▶ **Data**:
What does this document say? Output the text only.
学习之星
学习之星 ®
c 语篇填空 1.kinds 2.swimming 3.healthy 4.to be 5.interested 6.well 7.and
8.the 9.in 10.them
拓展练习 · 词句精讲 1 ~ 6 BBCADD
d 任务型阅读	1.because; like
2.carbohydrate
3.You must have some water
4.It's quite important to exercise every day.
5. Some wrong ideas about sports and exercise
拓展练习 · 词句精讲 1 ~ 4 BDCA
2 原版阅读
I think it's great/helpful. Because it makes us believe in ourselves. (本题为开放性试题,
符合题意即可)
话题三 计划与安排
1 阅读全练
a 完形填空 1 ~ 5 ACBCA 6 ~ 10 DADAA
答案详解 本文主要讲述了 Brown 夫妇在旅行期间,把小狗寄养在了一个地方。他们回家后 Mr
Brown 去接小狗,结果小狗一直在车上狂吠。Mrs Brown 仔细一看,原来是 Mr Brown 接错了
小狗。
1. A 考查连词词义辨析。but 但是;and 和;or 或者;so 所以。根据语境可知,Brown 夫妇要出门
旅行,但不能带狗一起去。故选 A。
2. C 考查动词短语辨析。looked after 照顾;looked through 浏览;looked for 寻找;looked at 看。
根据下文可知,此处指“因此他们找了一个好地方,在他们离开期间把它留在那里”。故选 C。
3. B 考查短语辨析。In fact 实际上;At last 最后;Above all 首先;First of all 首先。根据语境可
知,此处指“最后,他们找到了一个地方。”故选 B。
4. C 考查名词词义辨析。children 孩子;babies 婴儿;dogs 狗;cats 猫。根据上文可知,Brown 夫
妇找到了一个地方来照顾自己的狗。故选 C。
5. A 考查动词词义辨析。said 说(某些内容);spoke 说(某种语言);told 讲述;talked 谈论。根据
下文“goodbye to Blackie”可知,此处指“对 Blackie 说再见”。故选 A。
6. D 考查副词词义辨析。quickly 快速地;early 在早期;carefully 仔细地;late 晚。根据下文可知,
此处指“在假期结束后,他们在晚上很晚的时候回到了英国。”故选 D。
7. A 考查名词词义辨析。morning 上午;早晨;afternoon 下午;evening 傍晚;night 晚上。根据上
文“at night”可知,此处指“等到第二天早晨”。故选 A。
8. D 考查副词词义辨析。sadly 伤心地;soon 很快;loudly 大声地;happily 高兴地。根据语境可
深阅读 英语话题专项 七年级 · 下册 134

▶ **Exercise requirements**:
Report all lines of the material that contain the word "考查名词词义辨析".

▶ **Solution**:
4. C 考查名词词义辨析。children 孩子;babies 婴儿;dogs 狗;cats 猫。根据上文可知,Brown 夫
7. A 考查名词词义辨析。morning 上午;早晨;afternoon 下午;evening 傍晚;night 晚上。根据上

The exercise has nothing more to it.